Pick out every line in the data below that holds "visible".

** START **

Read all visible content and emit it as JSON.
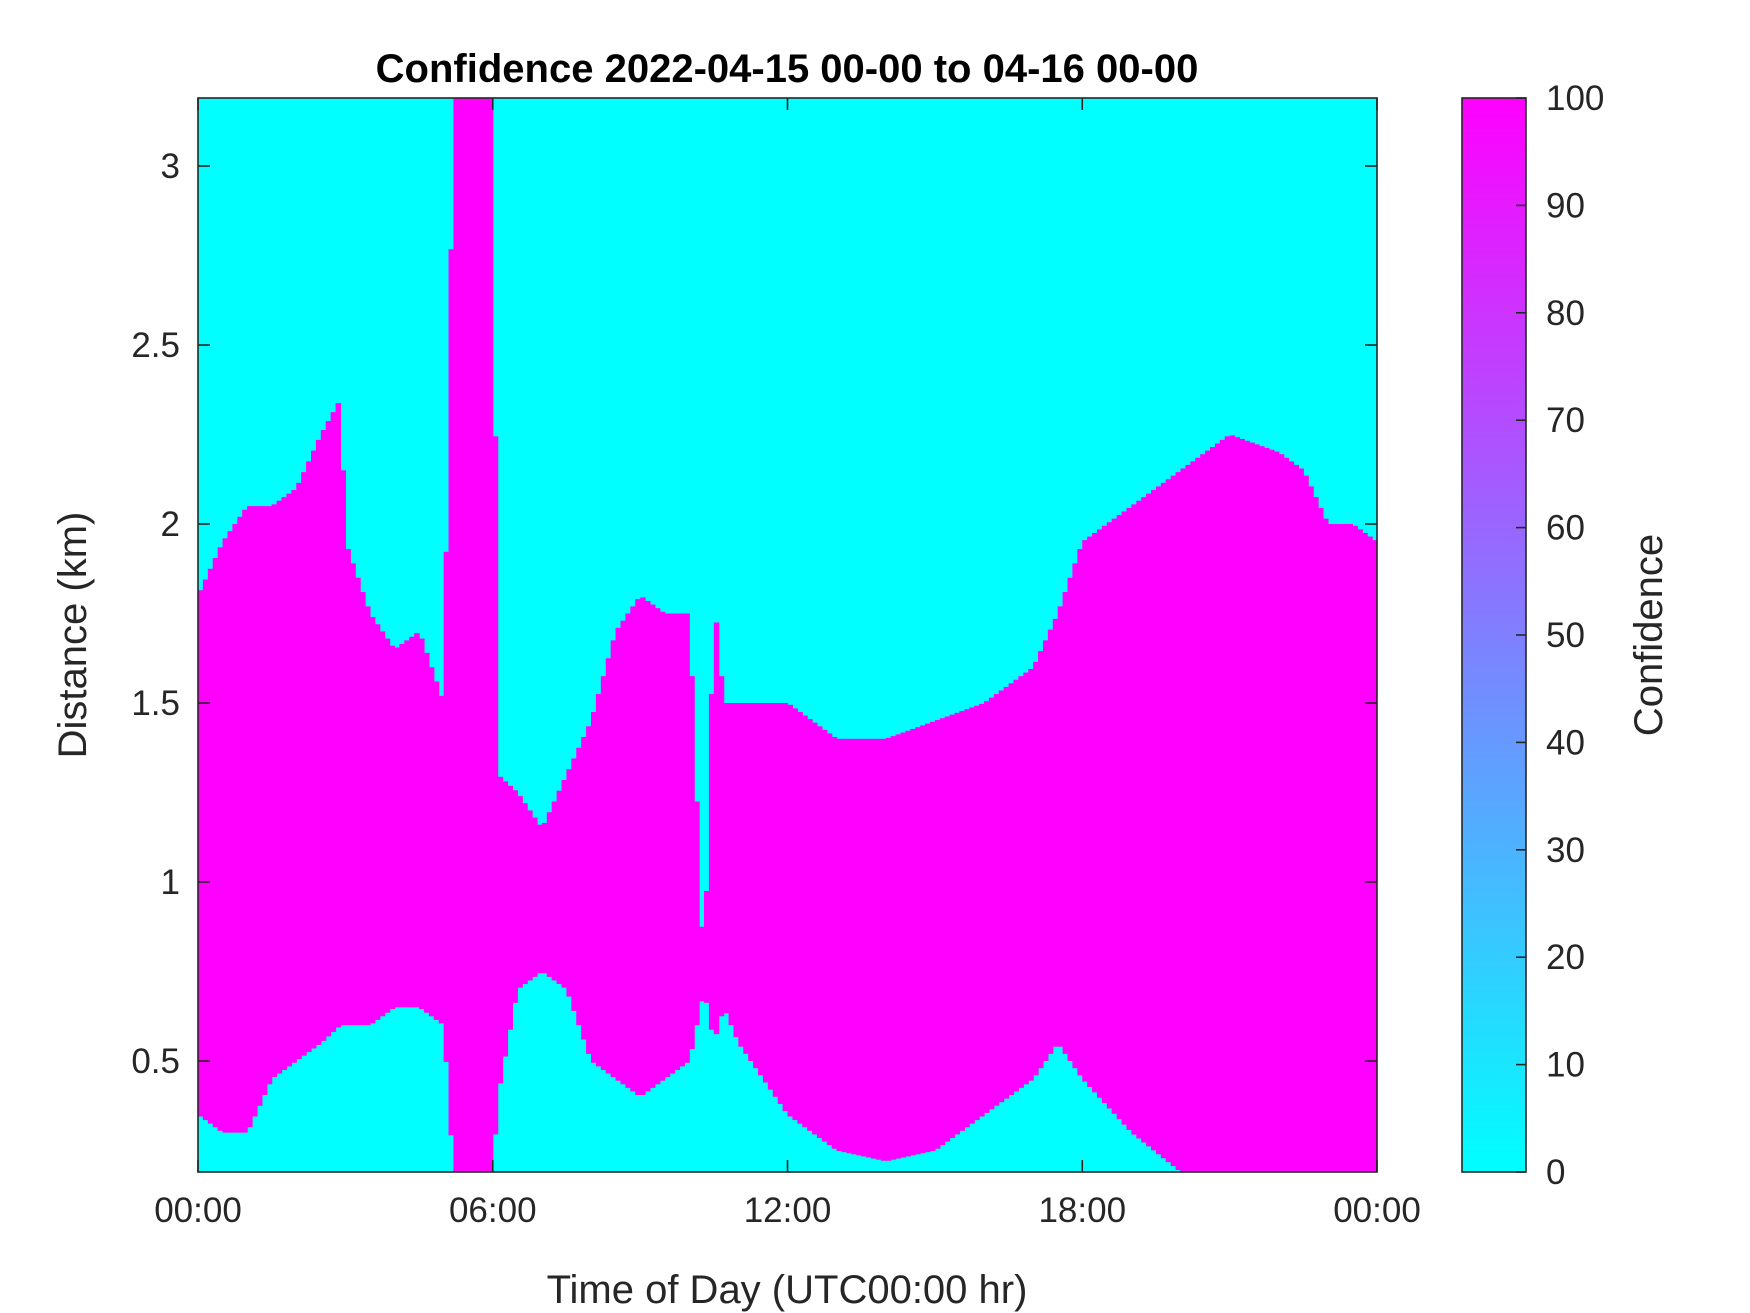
{
  "chart_data": {
    "type": "heatmap",
    "title": "Confidence 2022-04-15 00-00 to 04-16 00-00",
    "xlabel": "Time of Day (UTC00:00 hr)",
    "ylabel": "Distance (km)",
    "x_unit": "hours",
    "xlim": [
      0,
      24
    ],
    "ylim": [
      0.19,
      3.19
    ],
    "x_ticks": [
      0,
      6,
      12,
      18,
      24
    ],
    "x_tick_labels": [
      "00:00",
      "06:00",
      "12:00",
      "18:00",
      "00:00"
    ],
    "y_ticks": [
      0.5,
      1,
      1.5,
      2,
      2.5,
      3
    ],
    "y_tick_labels": [
      "0.5",
      "1",
      "1.5",
      "2",
      "2.5",
      "3"
    ],
    "colorbar": {
      "label": "Confidence",
      "range": [
        0,
        100
      ],
      "ticks": [
        0,
        10,
        20,
        30,
        40,
        50,
        60,
        70,
        80,
        90,
        100
      ],
      "tick_labels": [
        "0",
        "10",
        "20",
        "30",
        "40",
        "50",
        "60",
        "70",
        "80",
        "90",
        "100"
      ],
      "colormap": "cool",
      "low_color": "#00ffff",
      "high_color": "#ff00ff"
    },
    "values_present": [
      0,
      100
    ],
    "high_confidence_upper_boundary_km": {
      "time_hr": [
        0.0,
        0.5,
        1.0,
        1.5,
        2.0,
        2.5,
        2.9,
        3.0,
        3.5,
        4.0,
        4.5,
        5.0,
        5.2,
        5.5,
        6.0,
        6.1,
        6.5,
        7.0,
        7.5,
        8.0,
        8.5,
        9.0,
        9.5,
        10.0,
        10.3,
        10.5,
        10.7,
        11.0,
        12.0,
        13.0,
        14.0,
        15.0,
        16.0,
        17.0,
        17.5,
        18.0,
        19.0,
        20.0,
        21.0,
        22.0,
        22.5,
        23.0,
        23.5,
        24.0
      ],
      "distance_km": [
        1.8,
        1.95,
        2.05,
        2.05,
        2.1,
        2.25,
        2.35,
        1.95,
        1.75,
        1.65,
        1.7,
        1.5,
        3.19,
        3.19,
        3.19,
        1.3,
        1.25,
        1.15,
        1.3,
        1.45,
        1.7,
        1.8,
        1.75,
        1.75,
        0.7,
        1.8,
        1.5,
        1.5,
        1.5,
        1.4,
        1.4,
        1.45,
        1.5,
        1.6,
        1.75,
        1.95,
        2.05,
        2.15,
        2.25,
        2.2,
        2.15,
        2.0,
        2.0,
        1.95
      ]
    },
    "high_confidence_lower_boundary_km": {
      "time_hr": [
        0.0,
        0.5,
        1.0,
        1.5,
        2.0,
        2.5,
        2.9,
        3.0,
        3.5,
        4.0,
        4.5,
        5.0,
        5.2,
        5.5,
        6.0,
        6.1,
        6.5,
        7.0,
        7.5,
        8.0,
        8.5,
        9.0,
        9.5,
        10.0,
        10.3,
        10.5,
        10.7,
        11.0,
        12.0,
        13.0,
        14.0,
        15.0,
        16.0,
        17.0,
        17.5,
        18.0,
        19.0,
        20.0,
        21.0,
        22.0,
        22.5,
        23.0,
        23.5,
        24.0
      ],
      "distance_km": [
        0.35,
        0.3,
        0.3,
        0.45,
        0.5,
        0.55,
        0.6,
        0.6,
        0.6,
        0.65,
        0.65,
        0.6,
        0.19,
        0.19,
        0.19,
        0.4,
        0.7,
        0.75,
        0.7,
        0.5,
        0.45,
        0.4,
        0.45,
        0.5,
        0.7,
        0.55,
        0.65,
        0.55,
        0.35,
        0.25,
        0.22,
        0.25,
        0.35,
        0.45,
        0.55,
        0.45,
        0.3,
        0.19,
        0.19,
        0.19,
        0.19,
        0.19,
        0.19,
        0.19
      ]
    },
    "grid": false
  }
}
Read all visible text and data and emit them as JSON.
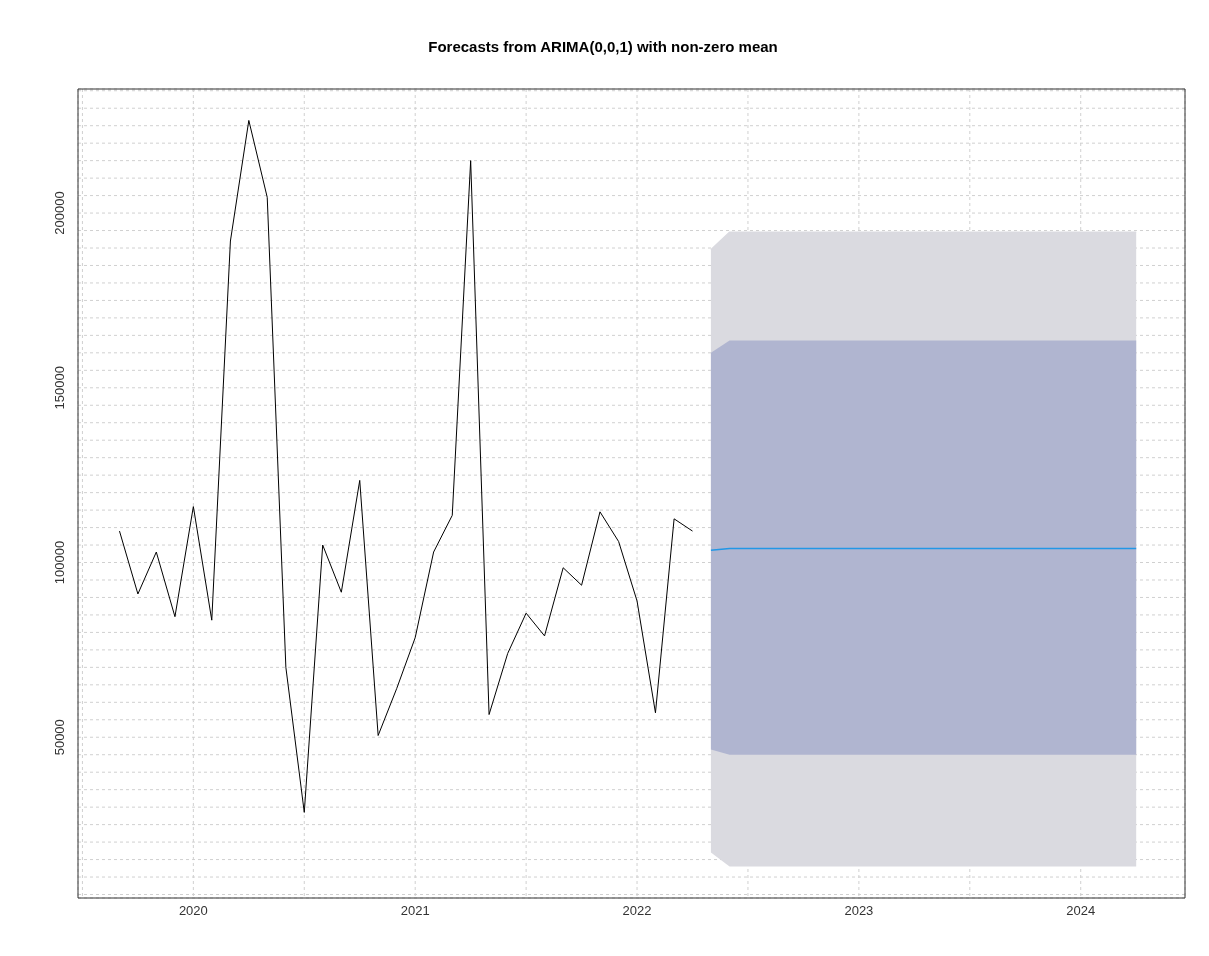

** END **

> **Task result**:
Read all visible content and emit it as JSON.
Read all visible text and data and emit them as JSON.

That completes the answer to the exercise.